- _GIVEN EXERCISE_
Rewrite the records from the first line through the line containing "row: performance: [66, 1868, 297, 1910]", changing every "feature text" to "feature copy" and keeping all else the same.

(Spatial annotation records)

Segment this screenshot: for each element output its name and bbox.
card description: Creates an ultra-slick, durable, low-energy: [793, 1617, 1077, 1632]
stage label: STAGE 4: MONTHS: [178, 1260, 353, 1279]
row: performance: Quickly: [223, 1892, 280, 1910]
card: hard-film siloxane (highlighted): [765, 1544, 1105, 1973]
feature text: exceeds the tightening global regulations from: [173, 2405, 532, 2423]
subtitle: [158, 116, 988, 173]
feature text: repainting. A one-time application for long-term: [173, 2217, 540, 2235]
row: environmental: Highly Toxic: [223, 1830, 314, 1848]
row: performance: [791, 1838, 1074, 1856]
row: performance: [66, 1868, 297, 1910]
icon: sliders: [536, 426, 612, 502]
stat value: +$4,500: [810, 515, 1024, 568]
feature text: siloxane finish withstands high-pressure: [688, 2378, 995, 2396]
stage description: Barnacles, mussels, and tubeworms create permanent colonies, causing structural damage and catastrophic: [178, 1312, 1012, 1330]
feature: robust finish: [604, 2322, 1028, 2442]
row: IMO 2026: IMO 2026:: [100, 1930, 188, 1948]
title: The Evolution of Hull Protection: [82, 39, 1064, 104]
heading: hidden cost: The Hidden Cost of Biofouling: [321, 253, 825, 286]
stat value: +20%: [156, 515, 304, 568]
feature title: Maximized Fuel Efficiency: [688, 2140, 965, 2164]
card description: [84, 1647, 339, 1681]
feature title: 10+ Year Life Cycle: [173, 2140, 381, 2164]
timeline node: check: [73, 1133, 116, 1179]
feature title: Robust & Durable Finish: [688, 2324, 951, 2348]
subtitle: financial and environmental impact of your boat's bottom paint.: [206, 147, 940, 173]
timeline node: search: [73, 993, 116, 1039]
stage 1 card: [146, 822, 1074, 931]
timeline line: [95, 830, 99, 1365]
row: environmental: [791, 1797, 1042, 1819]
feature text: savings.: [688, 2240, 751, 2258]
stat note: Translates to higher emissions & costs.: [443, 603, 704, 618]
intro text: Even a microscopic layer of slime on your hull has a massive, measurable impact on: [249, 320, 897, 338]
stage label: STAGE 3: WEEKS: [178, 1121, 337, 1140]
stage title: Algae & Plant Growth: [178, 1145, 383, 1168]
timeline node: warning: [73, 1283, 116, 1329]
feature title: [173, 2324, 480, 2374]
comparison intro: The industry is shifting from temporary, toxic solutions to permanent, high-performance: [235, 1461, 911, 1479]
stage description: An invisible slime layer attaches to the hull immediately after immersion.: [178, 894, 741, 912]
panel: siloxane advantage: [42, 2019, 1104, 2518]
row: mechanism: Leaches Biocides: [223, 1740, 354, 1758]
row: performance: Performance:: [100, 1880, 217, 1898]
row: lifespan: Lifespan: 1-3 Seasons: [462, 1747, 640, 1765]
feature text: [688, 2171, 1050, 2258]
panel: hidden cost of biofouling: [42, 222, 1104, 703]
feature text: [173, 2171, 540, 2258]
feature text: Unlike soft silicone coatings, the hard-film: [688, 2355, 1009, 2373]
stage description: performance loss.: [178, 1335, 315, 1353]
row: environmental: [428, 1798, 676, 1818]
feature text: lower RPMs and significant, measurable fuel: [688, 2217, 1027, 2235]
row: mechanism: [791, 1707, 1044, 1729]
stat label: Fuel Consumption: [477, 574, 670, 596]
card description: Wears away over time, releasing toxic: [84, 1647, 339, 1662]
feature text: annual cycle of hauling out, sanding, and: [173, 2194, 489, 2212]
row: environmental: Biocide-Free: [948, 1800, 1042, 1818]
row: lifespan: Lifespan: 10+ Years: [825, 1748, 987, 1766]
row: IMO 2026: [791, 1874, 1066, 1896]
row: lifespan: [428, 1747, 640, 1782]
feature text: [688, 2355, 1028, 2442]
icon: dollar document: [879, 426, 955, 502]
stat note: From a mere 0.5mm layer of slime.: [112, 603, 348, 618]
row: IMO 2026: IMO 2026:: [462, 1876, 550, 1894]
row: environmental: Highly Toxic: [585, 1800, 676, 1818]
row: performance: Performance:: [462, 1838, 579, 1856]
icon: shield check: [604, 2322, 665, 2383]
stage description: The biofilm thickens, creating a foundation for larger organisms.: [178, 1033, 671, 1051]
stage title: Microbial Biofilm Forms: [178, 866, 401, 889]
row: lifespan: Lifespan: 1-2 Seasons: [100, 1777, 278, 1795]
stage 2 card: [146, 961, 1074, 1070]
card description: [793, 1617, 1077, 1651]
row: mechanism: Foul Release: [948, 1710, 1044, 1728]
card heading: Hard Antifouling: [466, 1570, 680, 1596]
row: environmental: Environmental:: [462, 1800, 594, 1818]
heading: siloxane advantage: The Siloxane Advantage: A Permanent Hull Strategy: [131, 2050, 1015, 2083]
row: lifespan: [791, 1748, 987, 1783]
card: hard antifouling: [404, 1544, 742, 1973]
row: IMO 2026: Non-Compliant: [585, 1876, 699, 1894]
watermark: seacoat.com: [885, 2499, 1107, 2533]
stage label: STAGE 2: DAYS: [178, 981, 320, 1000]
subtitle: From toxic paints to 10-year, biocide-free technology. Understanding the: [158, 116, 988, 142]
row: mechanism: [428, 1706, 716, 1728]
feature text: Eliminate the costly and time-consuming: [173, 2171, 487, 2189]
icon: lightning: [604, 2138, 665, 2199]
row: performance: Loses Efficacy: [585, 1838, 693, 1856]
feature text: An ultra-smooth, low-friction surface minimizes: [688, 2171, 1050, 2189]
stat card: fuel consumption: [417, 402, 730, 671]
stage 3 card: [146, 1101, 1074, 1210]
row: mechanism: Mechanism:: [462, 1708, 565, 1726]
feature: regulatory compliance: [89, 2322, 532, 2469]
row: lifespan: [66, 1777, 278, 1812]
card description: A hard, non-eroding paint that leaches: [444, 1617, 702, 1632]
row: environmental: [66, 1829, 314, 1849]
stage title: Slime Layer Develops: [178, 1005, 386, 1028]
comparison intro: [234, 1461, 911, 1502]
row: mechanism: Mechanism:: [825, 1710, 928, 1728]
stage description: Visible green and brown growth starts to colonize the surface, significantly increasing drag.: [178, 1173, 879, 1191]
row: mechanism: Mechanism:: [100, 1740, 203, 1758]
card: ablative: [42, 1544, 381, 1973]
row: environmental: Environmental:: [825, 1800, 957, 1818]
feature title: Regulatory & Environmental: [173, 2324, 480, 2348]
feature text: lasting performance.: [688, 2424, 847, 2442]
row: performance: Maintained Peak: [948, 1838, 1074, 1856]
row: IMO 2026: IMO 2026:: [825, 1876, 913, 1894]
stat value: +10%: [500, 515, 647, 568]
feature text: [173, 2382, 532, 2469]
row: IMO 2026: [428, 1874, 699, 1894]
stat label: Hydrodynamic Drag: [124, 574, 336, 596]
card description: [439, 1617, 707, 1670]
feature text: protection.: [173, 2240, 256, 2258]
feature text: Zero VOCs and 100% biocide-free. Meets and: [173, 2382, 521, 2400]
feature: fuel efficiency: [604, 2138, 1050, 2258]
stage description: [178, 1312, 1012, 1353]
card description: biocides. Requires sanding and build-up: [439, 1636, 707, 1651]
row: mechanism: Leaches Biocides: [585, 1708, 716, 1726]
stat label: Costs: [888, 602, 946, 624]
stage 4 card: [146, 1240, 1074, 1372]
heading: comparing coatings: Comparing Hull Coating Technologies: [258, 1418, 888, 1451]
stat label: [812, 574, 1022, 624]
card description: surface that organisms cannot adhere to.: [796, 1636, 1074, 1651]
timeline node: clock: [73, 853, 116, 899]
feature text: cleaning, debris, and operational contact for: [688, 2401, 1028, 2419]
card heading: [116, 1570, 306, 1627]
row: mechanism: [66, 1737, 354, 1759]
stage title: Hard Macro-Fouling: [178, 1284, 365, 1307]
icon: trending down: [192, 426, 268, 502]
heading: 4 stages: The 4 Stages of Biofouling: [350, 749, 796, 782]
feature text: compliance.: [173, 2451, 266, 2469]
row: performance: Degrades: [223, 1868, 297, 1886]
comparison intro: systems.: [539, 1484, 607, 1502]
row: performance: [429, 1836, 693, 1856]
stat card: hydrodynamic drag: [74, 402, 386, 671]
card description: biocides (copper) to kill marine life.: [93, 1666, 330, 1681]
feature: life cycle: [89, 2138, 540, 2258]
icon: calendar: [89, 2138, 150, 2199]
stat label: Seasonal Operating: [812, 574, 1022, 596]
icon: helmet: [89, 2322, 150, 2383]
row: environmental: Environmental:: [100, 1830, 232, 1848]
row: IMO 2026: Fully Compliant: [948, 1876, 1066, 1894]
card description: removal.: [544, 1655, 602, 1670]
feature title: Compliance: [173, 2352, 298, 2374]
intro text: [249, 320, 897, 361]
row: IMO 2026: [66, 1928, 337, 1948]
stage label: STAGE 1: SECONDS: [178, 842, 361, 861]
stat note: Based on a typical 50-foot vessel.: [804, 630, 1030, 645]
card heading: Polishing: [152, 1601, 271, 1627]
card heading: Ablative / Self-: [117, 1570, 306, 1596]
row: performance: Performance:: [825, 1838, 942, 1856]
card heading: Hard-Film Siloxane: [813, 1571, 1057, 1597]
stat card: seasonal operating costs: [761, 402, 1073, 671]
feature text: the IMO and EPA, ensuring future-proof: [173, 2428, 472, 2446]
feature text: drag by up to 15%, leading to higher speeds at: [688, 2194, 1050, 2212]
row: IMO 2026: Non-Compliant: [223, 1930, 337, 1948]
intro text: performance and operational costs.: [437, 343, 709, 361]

- _SOLUTION BELOW_
Segment this screenshot: for each element output its name and bbox.
card description: Creates an ultra-slick, durable, low-energy: [793, 1617, 1077, 1632]
stage label: STAGE 4: MONTHS: [178, 1260, 353, 1279]
row: performance: Quickly: [223, 1892, 280, 1910]
card: hard-film siloxane (highlighted): [765, 1544, 1105, 1973]
feature copy: exceeds the tightening global regulations from: [173, 2405, 532, 2423]
subtitle: [158, 116, 988, 173]
feature copy: repainting. A one-time application for long-term: [173, 2217, 540, 2235]
row: environmental: Highly Toxic: [223, 1830, 314, 1848]
row: performance: [791, 1838, 1074, 1856]
row: performance: [66, 1868, 297, 1910]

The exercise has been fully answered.